[Collection entries]

....

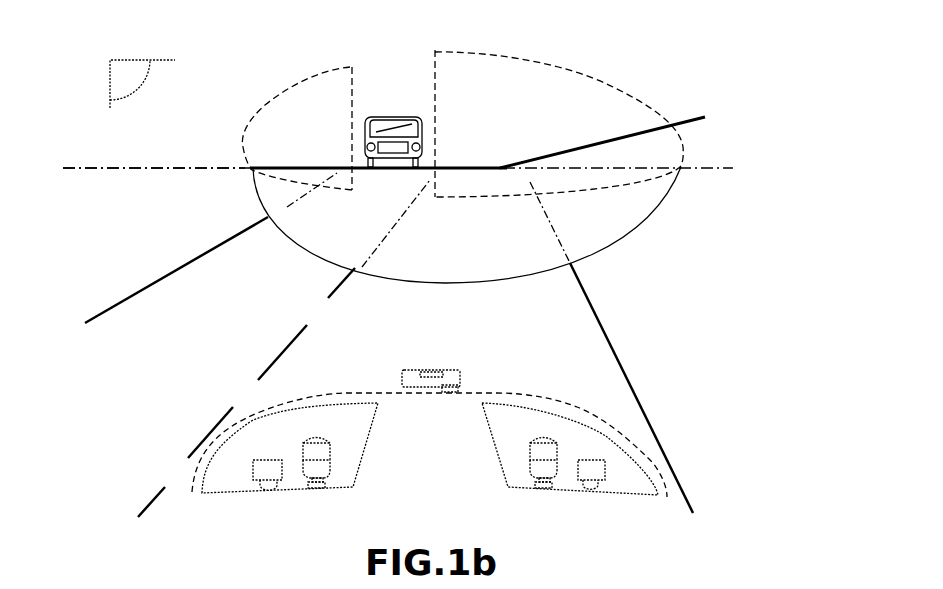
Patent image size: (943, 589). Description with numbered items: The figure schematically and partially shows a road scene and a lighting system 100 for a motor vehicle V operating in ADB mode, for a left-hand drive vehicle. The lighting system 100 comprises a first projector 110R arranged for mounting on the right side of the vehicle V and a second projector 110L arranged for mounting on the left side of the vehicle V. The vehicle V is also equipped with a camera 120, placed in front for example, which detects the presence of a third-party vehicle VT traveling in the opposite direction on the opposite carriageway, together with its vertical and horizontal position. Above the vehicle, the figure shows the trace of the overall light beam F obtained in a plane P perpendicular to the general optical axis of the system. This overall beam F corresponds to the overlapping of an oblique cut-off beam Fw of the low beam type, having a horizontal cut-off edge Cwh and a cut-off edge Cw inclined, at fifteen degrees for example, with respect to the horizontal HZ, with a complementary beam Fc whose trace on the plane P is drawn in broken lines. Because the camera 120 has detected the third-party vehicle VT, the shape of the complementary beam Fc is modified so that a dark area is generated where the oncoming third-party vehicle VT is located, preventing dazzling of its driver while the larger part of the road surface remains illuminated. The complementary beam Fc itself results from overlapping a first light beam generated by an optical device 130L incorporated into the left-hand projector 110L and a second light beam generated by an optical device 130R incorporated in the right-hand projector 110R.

The complementary beam Fc is at (317, 77).
The plane P is at (142, 84).
The overall light beam F is at (223, 157).
The horizontal HZ is at (713, 171).
The horizontal cut-off edge Cwh is at (397, 172).
The inclined cut-off edge Cw is at (693, 120).
The third-party vehicle VT is at (395, 115).
The oblique cut-off beam Fw is at (618, 207).
The lighting system 100 is at (602, 384).
The motor vehicle V is at (660, 457).
The second projector 110L is at (312, 405).
The first projector 110R is at (510, 402).
The camera 120 is at (412, 370).
The optical device 130L is at (260, 473).
The optical device 130R is at (605, 473).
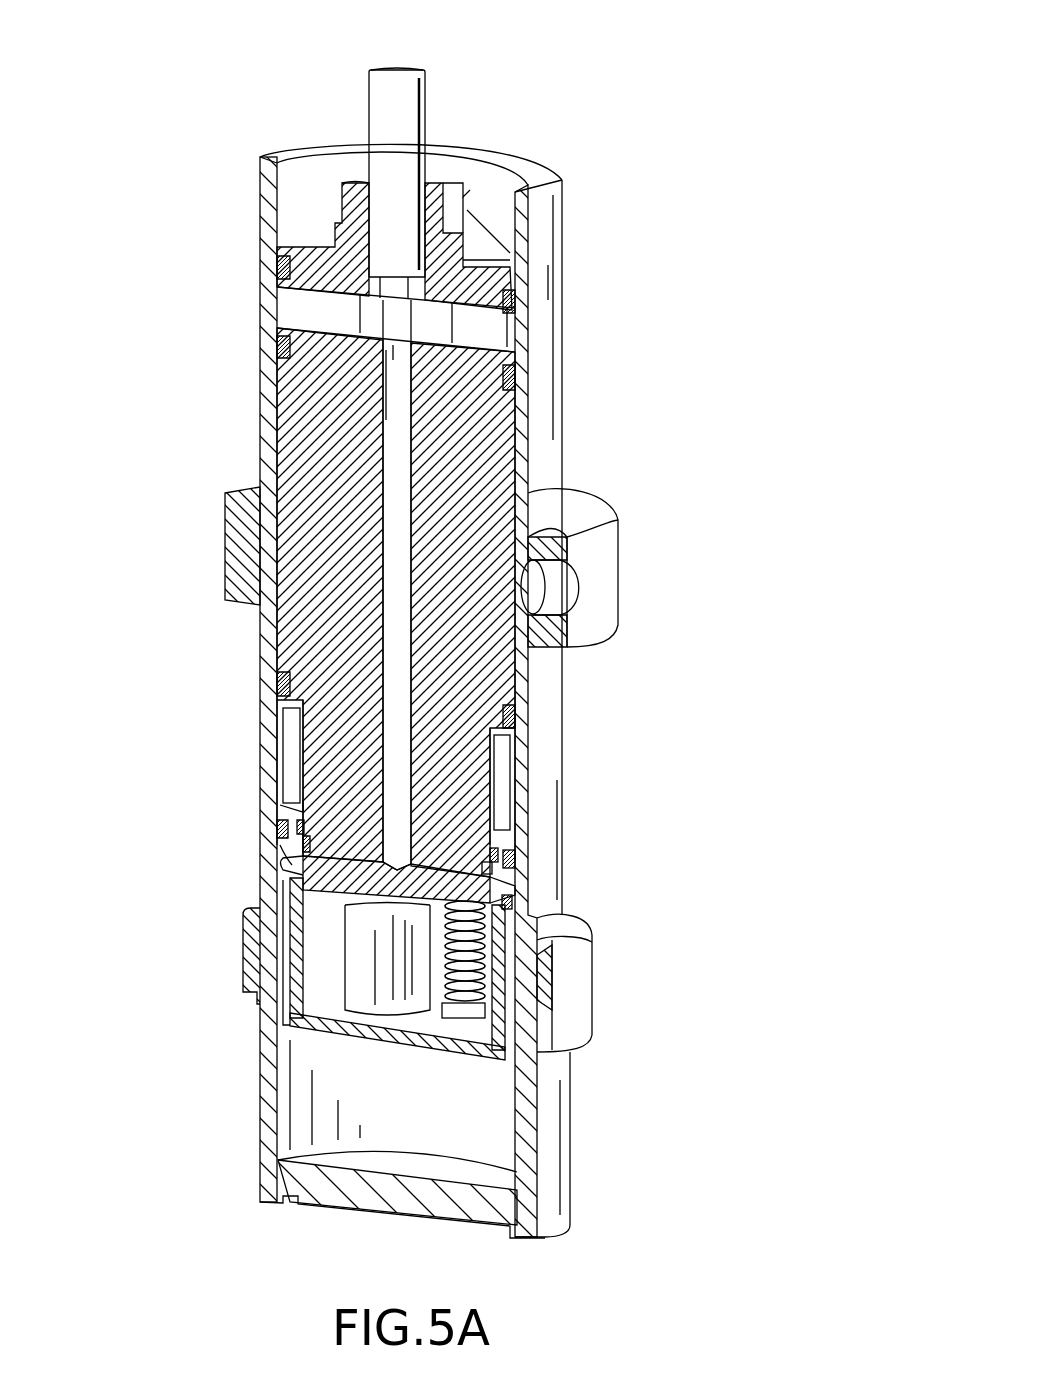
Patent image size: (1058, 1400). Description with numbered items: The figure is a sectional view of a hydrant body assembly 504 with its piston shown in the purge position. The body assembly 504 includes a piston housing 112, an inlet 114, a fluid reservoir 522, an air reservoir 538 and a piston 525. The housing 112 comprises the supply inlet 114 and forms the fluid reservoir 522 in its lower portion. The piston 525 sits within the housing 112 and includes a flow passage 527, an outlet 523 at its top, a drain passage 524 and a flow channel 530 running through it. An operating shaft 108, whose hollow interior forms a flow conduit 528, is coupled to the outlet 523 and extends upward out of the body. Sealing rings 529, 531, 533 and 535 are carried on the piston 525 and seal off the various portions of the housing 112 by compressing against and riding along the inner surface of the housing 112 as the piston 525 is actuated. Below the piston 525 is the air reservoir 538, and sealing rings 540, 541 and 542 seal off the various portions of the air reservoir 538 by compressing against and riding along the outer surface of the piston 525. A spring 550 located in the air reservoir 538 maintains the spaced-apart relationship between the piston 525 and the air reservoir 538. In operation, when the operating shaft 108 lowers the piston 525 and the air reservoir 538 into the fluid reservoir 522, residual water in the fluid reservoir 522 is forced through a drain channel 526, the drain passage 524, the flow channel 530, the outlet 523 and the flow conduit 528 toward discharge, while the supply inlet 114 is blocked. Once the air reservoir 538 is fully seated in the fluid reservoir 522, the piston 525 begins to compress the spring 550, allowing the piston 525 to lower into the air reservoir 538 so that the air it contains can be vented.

The body assembly 504 is at (700, 115).
The operating shaft 108 is at (428, 104).
The piston housing 112 is at (555, 752).
The inlet 114 is at (575, 582).
The fluid reservoir 522 is at (497, 1127).
The outlet 523 is at (402, 212).
The drain passage 524 is at (348, 855).
The piston 525 is at (500, 418).
The drain channel 526 is at (287, 881).
The flow passage 527 is at (500, 352).
The flow conduit 528 is at (396, 100).
The sealing ring 529 is at (280, 266).
The flow channel 530 is at (405, 663).
The sealing ring 531 is at (280, 345).
The sealing ring 533 is at (280, 684).
The sealing ring 535 is at (280, 826).
The air reservoir 538 is at (490, 940).
The sealing ring 540 is at (498, 879).
The sealing ring 541 is at (512, 903).
The sealing ring 542 is at (495, 858).
The spring 550 is at (510, 998).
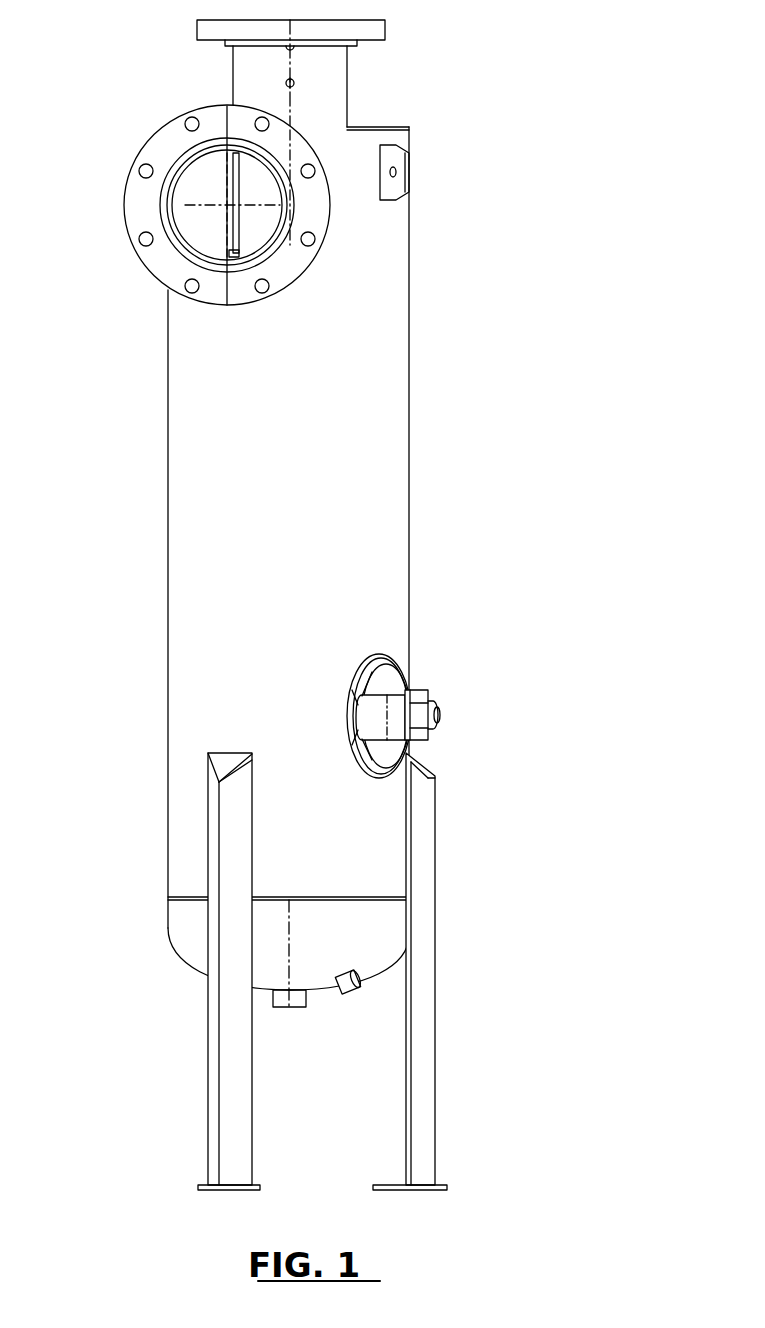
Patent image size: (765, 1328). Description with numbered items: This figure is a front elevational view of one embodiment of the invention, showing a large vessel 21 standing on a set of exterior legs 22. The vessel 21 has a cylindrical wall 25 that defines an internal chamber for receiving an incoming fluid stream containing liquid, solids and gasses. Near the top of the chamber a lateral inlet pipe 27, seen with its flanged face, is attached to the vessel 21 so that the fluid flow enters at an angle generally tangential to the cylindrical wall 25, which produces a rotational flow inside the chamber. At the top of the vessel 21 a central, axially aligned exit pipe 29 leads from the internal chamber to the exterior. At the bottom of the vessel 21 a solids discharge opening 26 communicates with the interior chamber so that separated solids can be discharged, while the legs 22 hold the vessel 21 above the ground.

....

Identify every line in the records that contains the word "ground", and copy each one. Case counts.

Patent image size: (765, 1328). Description with numbered items: This figure is a front elevational view of one embodiment of the invention, showing a large vessel 21 standing on a set of exterior legs 22. The vessel 21 has a cylindrical wall 25 that defines an internal chamber for receiving an incoming fluid stream containing liquid, solids and gasses. Near the top of the chamber a lateral inlet pipe 27, seen with its flanged face, is attached to the vessel 21 so that the fluid flow enters at an angle generally tangential to the cylindrical wall 25, which produces a rotational flow inside the chamber. At the top of the vessel 21 a central, axially aligned exit pipe 29 leads from the internal chamber to the exterior. At the bottom of the vessel 21 a solids discharge opening 26 communicates with the interior chamber so that separated solids can be discharged, while the legs 22 hold the vessel 21 above the ground.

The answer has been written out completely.